PAGE TEXT:
────────────────────
Lecture 9: Statistical Tests V: ANCOVA, Complex Models & Simplification Flashcards
is anova parametric or nonparametric?
anova is a parametric statistical test
what assumptions are identical to those of ANOVA?
the assumptions in ANOVA and linear regression are identical
why not have many models with just one explanatory variable? (why ancova and just not many anova?)
(1) explanatory variables might influence each other
(2) multiple test on the same data sets should be avoided
ancova meaning:
analysis of covariance
what does ancova combine?
ancova combines elements of linear regression and anova
type of response and explanatory variable in ancova:
response variable in ANCOVA testing is continuous
explanatory variableS are both categorical and continuous
what is the ANCOVA process:
(1) number of factor levels (or categories) = number of linear regressions
(2) for each of those factor-levels (categories) we estimate the slope and intercept [similar to linear regression]
(3) model simplification (using the principle of parsimony - simpler is better)
principle of parsimony in statistical terms:
- should be simplified until minimally adequate with as few parameters as possible
first line for model simplification command in R when you have interactive affects between groups (2 slopes, 2 intercepts):
asterics between explanatory varibales shows there is an interaction between them also the individual effects of age and sex
(1) > m1<-aov(y-variable ~ explanatory-variable-1 * explanatory-varibale-2)
you could instead write the below line of code with (:) and (+) instead of an asterisks however for now the asterisks will cover it in less amount of code
first line for model simplification command in R when you have additive affects between groups (1 slope [parallel], 2 intercepts):
m2<-aov(response-variable ~ explanatory-1 + explanatory-2)
when we have 1 slope the slopes are the same, how can we tell this?
we can tell if only one slope is present if the two slopes are parallel to one another - [parallel - just one slope]
what symbol do we use to connect interactive explanatory variables?
────────────────────
WHAT TO DO:
(a) Can you change "x-tick-label" to "x-axis-tick" in the stretch of the records from their start through the line that contains "axes-frame-yz [1560, 505, 1918, 875]", keeping everything else the same and returning only those lines?
(b) What comes next in the ANCOVA flashcards? Continue them from the point where they stop.

MATERIAL PROVIDED:
────────────────────
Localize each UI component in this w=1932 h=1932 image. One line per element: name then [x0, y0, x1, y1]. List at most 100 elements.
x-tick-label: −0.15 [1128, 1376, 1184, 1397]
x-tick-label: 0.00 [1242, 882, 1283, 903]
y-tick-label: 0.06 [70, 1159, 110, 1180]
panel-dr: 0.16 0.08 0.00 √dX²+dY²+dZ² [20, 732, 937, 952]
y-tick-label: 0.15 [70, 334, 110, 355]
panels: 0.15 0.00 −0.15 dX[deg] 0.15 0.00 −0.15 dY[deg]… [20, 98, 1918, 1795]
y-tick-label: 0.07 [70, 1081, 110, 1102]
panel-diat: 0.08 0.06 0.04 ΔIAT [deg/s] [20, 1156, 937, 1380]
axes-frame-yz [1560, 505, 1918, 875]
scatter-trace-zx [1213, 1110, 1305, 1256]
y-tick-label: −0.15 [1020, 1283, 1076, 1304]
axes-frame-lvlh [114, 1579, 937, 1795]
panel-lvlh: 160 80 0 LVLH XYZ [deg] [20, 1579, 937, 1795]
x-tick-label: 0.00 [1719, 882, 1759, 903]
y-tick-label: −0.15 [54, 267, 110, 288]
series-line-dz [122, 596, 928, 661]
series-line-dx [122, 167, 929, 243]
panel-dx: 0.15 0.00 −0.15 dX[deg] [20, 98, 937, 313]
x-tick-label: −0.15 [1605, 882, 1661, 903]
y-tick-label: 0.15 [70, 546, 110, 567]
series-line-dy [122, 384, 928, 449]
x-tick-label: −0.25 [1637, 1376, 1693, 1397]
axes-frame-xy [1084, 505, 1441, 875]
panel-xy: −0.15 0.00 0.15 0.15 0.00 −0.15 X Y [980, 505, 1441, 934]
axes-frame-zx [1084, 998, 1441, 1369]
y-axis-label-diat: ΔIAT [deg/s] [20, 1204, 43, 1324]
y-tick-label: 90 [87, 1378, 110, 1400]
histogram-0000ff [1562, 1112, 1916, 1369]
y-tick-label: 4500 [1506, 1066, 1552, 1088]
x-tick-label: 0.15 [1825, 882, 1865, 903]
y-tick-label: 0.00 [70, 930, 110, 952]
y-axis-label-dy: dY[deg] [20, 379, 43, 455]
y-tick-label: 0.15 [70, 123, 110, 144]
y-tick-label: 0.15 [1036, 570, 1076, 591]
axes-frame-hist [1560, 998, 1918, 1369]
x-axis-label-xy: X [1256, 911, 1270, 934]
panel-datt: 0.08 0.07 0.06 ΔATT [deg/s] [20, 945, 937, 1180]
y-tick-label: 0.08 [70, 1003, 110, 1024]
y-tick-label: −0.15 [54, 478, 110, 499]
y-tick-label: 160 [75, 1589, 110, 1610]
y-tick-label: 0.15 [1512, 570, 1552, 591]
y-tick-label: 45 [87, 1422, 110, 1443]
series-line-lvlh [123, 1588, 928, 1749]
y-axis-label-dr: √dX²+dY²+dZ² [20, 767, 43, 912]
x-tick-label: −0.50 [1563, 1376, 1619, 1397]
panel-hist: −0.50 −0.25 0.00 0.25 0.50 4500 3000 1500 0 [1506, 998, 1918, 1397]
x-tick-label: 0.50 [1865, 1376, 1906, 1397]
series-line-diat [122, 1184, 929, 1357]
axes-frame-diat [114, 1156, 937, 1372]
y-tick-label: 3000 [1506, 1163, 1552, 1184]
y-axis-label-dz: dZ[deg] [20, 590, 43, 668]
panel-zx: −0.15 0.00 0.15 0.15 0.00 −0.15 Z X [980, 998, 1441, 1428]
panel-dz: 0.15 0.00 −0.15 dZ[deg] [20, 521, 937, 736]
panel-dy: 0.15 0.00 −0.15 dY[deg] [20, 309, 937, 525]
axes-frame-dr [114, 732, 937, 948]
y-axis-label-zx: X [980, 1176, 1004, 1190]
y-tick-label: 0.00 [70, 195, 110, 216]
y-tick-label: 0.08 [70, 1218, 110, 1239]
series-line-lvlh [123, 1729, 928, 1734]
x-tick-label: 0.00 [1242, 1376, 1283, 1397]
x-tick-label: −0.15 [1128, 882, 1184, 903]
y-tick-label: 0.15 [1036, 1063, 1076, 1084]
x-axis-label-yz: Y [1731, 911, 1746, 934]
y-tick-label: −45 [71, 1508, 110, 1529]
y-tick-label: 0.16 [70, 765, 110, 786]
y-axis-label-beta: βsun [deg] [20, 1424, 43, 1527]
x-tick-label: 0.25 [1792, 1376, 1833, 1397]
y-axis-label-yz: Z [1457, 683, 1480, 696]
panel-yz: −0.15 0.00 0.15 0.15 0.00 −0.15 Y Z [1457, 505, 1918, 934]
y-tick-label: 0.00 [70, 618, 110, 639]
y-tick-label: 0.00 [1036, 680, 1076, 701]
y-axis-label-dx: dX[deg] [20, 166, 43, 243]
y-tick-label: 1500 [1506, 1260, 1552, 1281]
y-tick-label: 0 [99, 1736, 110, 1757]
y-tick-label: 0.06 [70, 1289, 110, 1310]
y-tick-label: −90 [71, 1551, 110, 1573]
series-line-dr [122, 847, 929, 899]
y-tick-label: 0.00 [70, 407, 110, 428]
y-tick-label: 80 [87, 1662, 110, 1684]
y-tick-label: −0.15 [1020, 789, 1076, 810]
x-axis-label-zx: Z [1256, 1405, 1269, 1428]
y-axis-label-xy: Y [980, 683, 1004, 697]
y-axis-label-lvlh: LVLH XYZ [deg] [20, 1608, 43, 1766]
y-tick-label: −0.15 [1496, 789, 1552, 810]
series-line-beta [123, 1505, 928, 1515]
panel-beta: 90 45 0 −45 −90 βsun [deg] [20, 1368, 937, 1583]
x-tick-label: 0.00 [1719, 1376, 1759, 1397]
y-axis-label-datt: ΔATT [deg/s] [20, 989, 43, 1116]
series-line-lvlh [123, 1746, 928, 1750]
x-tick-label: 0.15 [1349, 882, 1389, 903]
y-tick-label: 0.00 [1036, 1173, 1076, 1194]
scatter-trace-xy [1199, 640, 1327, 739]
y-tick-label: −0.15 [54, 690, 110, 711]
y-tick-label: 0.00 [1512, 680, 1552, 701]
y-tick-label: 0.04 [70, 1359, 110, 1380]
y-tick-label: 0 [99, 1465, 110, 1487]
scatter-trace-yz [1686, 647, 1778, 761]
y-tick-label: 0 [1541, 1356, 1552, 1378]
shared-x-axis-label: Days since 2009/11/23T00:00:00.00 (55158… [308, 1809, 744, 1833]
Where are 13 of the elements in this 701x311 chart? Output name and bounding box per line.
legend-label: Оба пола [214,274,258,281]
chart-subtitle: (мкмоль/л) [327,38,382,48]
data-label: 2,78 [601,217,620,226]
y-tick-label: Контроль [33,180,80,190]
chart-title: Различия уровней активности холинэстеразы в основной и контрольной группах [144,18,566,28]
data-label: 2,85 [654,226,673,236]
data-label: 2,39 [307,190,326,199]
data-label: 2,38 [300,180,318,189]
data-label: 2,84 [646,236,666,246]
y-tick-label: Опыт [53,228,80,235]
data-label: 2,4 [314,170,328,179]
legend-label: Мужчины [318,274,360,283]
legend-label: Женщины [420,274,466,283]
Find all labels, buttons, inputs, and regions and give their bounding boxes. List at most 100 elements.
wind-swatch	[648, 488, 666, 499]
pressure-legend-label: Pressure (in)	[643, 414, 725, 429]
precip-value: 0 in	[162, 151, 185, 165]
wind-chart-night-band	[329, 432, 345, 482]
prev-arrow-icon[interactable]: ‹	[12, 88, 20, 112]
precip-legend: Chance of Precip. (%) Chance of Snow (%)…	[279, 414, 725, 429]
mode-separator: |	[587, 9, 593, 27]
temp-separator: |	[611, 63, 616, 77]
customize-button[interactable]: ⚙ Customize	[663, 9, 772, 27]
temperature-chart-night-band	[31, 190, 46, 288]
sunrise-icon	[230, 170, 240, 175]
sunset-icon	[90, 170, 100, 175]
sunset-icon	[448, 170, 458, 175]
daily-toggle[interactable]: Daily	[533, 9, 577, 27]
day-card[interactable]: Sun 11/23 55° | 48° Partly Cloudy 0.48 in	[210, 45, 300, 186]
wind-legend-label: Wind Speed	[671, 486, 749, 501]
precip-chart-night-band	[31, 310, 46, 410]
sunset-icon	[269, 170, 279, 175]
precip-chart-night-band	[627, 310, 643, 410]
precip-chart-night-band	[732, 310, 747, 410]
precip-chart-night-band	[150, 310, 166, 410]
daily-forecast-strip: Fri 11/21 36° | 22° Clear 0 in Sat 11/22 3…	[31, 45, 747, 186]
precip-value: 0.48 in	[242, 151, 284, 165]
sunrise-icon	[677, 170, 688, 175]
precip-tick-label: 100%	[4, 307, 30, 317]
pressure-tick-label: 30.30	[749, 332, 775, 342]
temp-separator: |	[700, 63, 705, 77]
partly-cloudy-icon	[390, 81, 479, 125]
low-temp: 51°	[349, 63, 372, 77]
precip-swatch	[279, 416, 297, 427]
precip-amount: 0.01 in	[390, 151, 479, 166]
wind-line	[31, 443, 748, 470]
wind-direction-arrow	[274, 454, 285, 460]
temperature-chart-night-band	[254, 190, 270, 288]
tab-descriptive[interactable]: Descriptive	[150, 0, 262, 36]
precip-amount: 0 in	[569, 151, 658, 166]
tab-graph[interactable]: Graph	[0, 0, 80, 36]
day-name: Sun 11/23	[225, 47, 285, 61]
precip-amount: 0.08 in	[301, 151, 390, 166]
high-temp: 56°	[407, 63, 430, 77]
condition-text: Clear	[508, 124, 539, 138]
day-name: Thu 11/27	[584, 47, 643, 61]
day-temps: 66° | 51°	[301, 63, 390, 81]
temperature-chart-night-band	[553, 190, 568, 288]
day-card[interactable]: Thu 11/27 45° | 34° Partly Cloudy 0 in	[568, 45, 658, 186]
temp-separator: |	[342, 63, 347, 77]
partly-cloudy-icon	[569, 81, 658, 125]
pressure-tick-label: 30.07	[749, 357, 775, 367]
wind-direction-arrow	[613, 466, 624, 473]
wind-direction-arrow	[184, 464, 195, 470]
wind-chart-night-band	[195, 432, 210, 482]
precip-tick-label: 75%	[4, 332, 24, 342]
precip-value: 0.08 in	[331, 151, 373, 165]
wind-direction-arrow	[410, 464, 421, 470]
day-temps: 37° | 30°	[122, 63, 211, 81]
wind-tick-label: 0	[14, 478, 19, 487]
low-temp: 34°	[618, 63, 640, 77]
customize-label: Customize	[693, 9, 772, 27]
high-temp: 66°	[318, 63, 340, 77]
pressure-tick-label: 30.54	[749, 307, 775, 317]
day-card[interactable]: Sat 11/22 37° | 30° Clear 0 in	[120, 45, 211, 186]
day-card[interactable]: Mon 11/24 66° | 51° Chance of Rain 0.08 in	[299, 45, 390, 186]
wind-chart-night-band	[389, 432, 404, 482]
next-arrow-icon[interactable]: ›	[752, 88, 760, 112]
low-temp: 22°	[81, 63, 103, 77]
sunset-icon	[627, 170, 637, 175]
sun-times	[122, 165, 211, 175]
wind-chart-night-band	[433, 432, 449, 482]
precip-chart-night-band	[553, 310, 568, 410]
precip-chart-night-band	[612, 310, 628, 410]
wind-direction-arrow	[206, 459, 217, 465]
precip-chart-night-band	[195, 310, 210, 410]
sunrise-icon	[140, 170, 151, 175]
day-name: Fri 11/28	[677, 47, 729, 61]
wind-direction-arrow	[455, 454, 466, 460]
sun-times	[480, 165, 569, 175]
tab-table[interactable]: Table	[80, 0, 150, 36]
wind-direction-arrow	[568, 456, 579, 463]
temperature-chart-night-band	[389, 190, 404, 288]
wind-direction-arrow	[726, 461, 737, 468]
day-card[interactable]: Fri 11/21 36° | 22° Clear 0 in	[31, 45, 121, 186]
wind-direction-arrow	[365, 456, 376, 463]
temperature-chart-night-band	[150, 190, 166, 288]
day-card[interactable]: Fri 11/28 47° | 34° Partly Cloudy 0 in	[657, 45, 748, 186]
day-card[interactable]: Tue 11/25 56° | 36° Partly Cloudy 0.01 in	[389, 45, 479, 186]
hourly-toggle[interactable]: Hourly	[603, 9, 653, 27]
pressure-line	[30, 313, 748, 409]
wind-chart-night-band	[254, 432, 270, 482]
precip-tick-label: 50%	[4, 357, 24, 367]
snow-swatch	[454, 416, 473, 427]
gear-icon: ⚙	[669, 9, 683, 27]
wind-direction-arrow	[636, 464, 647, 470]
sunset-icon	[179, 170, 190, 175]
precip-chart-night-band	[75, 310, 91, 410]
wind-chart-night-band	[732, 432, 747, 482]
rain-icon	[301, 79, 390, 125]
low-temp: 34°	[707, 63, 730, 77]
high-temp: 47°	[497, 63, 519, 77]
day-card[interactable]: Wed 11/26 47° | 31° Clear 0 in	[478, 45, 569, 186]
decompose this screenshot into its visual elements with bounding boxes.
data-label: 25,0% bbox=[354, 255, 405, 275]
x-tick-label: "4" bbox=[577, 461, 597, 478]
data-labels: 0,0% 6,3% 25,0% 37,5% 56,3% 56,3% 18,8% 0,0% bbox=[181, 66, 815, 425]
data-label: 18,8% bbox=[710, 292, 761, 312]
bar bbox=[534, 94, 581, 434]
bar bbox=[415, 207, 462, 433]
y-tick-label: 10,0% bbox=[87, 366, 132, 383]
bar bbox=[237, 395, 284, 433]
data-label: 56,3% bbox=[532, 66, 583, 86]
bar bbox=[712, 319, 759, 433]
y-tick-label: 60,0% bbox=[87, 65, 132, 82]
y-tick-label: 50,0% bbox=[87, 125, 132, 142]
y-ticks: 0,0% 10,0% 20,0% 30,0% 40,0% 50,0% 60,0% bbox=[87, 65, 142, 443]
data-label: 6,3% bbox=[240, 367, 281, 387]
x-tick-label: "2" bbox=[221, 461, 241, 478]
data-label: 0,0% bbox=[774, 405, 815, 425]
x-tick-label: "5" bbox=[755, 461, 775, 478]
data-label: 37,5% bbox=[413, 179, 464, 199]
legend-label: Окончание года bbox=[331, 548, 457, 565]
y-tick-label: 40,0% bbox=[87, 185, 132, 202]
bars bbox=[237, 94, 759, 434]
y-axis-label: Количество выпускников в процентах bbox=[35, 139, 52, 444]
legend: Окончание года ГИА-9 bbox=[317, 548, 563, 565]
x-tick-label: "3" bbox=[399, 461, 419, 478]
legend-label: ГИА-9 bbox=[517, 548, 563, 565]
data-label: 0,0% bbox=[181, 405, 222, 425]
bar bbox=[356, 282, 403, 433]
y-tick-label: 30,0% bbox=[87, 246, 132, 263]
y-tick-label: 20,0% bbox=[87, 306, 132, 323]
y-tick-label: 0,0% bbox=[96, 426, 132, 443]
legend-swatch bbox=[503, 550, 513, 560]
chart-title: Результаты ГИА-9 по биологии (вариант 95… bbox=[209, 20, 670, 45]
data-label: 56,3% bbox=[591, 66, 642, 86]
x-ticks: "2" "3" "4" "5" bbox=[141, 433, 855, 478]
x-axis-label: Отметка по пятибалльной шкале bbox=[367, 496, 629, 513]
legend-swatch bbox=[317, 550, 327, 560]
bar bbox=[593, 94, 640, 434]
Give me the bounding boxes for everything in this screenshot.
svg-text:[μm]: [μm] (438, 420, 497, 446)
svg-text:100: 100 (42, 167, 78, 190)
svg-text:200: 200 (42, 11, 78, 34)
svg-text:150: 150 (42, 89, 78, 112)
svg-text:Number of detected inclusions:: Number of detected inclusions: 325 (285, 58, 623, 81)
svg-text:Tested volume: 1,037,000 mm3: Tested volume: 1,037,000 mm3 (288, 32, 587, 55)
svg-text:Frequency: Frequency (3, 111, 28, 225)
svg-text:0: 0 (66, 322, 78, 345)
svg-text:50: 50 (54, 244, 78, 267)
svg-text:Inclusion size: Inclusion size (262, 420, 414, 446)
────────────────────
RESPONSES:
(a)
Localize each UI component in this w=1932 h=1932 image. One line per element: name then [x0, y0, x1, y1]. List at most 100 elements.
x-axis-tick: −0.15 [1128, 1376, 1184, 1397]
x-axis-tick: 0.00 [1242, 882, 1283, 903]
y-tick-label: 0.06 [70, 1159, 110, 1180]
panel-dr: 0.16 0.08 0.00 √dX²+dY²+dZ² [20, 732, 937, 952]
y-tick-label: 0.15 [70, 334, 110, 355]
panels: 0.15 0.00 −0.15 dX[deg] 0.15 0.00 −0.15 dY[deg]… [20, 98, 1918, 1795]
y-tick-label: 0.07 [70, 1081, 110, 1102]
panel-diat: 0.08 0.06 0.04 ΔIAT [deg/s] [20, 1156, 937, 1380]
axes-frame-yz [1560, 505, 1918, 875]

(b)
asterisks ( * )
e.g: explanatory-1 * explanatory-2
what symbol do we use to connect additive explanatory variables?
plus (+)
e.g: explanatory-1 + explanatory-2
how do we simplify our model if we have [1 slope, 1 intercept] or [2 intercepts, 0 slope]?
in this case you simply apply a normal ANOVA test as there is only one significant explanatory variable that has an effect
> m3 <- (response variable ~ explanatory variable)
what do we do if we have a graph in which neither of our explanatory variables have an effect on our response variable?
we simple create a model where:
> m4 <- aov(weight ~ 1)
because we want the “minimal adequate model” how can we test to see if we can simplify our model given we initially have the more complicated > m1<-aov(y~x*x) model?
you create two models - m1 & m2 where m1 is the complicated asterisks model and m2 is the less complicated plus model
you input both of these models and then you can put those aov models 1 & 2 into the following command
> anova(m1,m2)
if the p-value is bigger than 0.05 this means we CAN simplify to the plus model as the explanatory difference is not significantly less than the asterisks
if the p value is smaller than 0.05 we cannot simplify the asterisks model to the addition model as the explanatory power of the simpler model is significantly less
SIMPLE model simplification procedure:
(1) fit the maximal model [through graphical slope & intercept interpretation]
(2) start model simplification
(3) stop model simplification when minimal adequate model is reached [do this via > anova(m1,m2) and looking for p > 0.05]
anova and linear regression are identical except for (X) and the R-code is (Y)
(X) the type of explanatory variable
(Y) identical for both of these tests
what statistical tests are all somewhat the same in their r-code?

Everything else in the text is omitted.